--- Begin ---

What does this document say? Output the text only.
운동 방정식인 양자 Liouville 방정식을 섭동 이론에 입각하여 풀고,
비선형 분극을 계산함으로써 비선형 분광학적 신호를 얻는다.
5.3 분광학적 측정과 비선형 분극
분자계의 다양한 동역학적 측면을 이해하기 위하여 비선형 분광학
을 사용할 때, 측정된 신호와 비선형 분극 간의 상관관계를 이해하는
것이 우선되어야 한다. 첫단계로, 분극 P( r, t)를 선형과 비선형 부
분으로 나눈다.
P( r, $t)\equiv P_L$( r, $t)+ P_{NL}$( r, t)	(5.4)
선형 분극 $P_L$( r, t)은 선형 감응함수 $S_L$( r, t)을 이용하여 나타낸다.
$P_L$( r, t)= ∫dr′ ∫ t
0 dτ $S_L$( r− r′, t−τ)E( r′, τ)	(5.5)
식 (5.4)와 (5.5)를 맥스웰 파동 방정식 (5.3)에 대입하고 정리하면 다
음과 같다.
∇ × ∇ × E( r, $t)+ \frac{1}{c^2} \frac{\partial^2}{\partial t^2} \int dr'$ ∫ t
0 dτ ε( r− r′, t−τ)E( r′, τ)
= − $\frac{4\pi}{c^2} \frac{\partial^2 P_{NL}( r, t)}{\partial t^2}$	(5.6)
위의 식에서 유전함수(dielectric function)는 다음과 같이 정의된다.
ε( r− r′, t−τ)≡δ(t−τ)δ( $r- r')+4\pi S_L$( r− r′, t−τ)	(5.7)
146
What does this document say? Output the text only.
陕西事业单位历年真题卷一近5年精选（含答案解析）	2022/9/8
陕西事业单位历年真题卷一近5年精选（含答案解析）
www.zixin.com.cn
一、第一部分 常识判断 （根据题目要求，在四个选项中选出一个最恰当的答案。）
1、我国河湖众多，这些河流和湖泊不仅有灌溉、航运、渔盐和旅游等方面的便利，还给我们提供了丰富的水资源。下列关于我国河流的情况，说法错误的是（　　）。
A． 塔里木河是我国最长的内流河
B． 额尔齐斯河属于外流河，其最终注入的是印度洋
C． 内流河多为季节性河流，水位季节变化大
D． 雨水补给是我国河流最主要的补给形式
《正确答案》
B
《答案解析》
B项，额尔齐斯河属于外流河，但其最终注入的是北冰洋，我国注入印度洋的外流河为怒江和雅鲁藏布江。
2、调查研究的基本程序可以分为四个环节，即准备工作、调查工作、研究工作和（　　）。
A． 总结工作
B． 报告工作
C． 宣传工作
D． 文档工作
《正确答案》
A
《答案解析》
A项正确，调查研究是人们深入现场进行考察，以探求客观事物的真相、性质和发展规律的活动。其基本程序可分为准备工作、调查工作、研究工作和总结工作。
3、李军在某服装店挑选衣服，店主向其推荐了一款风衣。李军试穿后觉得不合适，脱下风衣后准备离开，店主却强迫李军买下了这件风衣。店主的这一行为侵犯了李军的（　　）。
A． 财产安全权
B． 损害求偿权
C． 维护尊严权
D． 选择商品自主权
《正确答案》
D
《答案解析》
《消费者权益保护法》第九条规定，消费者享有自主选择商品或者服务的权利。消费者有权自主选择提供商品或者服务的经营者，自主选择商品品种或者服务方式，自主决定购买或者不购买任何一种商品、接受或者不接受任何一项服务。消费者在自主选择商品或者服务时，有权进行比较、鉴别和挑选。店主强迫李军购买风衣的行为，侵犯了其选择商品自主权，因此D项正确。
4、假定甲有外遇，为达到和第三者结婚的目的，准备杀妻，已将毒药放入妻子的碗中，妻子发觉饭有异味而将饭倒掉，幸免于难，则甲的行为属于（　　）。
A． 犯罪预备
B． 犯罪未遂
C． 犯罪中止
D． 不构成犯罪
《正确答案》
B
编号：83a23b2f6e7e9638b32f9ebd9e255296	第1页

--- End ---

WHAT IS EXPECTED
Extract every entry in the listing word for word.

SOLVED PROBLEM
What does this document say? Output the text only.
운동 방정식인 양자 Liouville 방정식을 섭동 이론에 입각하여 풀고,
비선형 분극을 계산함으로써 비선형 분광학적 신호를 얻는다.
5.3 분광학적 측정과 비선형 분극
분자계의 다양한 동역학적 측면을 이해하기 위하여 비선형 분광학
을 사용할 때, 측정된 신호와 비선형 분극 간의 상관관계를 이해하는
것이 우선되어야 한다. 첫단계로, 분극 P( r, t)를 선형과 비선형 부
분으로 나눈다.
P( r, $t)\equiv P_L$( r, $t)+ P_{NL}$( r, t)	(5.4)
선형 분극 $P_L$( r, t)은 선형 감응함수 $S_L$( r, t)을 이용하여 나타낸다.
$P_L$( r, t)= ∫dr′ ∫ t
0 dτ $S_L$( r− r′, t−τ)E( r′, τ)	(5.5)
식 (5.4)와 (5.5)를 맥스웰 파동 방정식 (5.3)에 대입하고 정리하면 다
음과 같다.
∇ × ∇ × E( r, $t)+ \frac{1}{c^2} \frac{\partial^2}{\partial t^2} \int dr'$ ∫ t
0 dτ ε( r− r′, t−τ)E( r′, τ)
= − $\frac{4\pi}{c^2} \frac{\partial^2 P_{NL}( r, t)}{\partial t^2}$	(5.6)
위의 식에서 유전함수(dielectric function)는 다음과 같이 정의된다.
ε( r− r′, t−τ)≡δ(t−τ)δ( $r- r')+4\pi S_L$( r− r′, t−τ)	(5.7)
146
What does this document say? Output the text only.
陕西事业单位历年真题卷一近5年精选（含答案解析）	2022/9/8
陕西事业单位历年真题卷一近5年精选（含答案解析）
www.zixin.com.cn
一、第一部分 常识判断 （根据题目要求，在四个选项中选出一个最恰当的答案。）
1、我国河湖众多，这些河流和湖泊不仅有灌溉、航运、渔盐和旅游等方面的便利，还给我们提供了丰富的水资源。下列关于我国河流的情况，说法错误的是（　　）。
A． 塔里木河是我国最长的内流河
B． 额尔齐斯河属于外流河，其最终注入的是印度洋
C． 内流河多为季节性河流，水位季节变化大
D． 雨水补给是我国河流最主要的补给形式
《正确答案》
B
《答案解析》
B项，额尔齐斯河属于外流河，但其最终注入的是北冰洋，我国注入印度洋的外流河为怒江和雅鲁藏布江。
2、调查研究的基本程序可以分为四个环节，即准备工作、调查工作、研究工作和（　　）。
A． 总结工作
B． 报告工作
C． 宣传工作
D． 文档工作
《正确答案》
A
《答案解析》
A项正确，调查研究是人们深入现场进行考察，以探求客观事物的真相、性质和发展规律的活动。其基本程序可分为准备工作、调查工作、研究工作和总结工作。
3、李军在某服装店挑选衣服，店主向其推荐了一款风衣。李军试穿后觉得不合适，脱下风衣后准备离开，店主却强迫李军买下了这件风衣。店主的这一行为侵犯了李军的（　　）。
A． 财产安全权
B． 损害求偿权
C． 维护尊严权
D． 选择商品自主权
《正确答案》
D
《答案解析》
《消费者权益保护法》第九条规定，消费者享有自主选择商品或者服务的权利。消费者有权自主选择提供商品或者服务的经营者，自主选择商品品种或者服务方式，自主决定购买或者不购买任何一种商品、接受或者不接受任何一项服务。消费者在自主选择商品或者服务时，有权进行比较、鉴别和挑选。店主强迫李军购买风衣的行为，侵犯了其选择商品自主权，因此D项正确。
4、假定甲有外遇，为达到和第三者结婚的目的，准备杀妻，已将毒药放入妻子的碗中，妻子发觉饭有异味而将饭倒掉，幸免于难，则甲的行为属于（　　）。
A． 犯罪预备
B． 犯罪未遂
C． 犯罪中止
D． 不构成犯罪
《正确答案》
B
编号：83a23b2f6e7e9638b32f9ebd9e255296	第1页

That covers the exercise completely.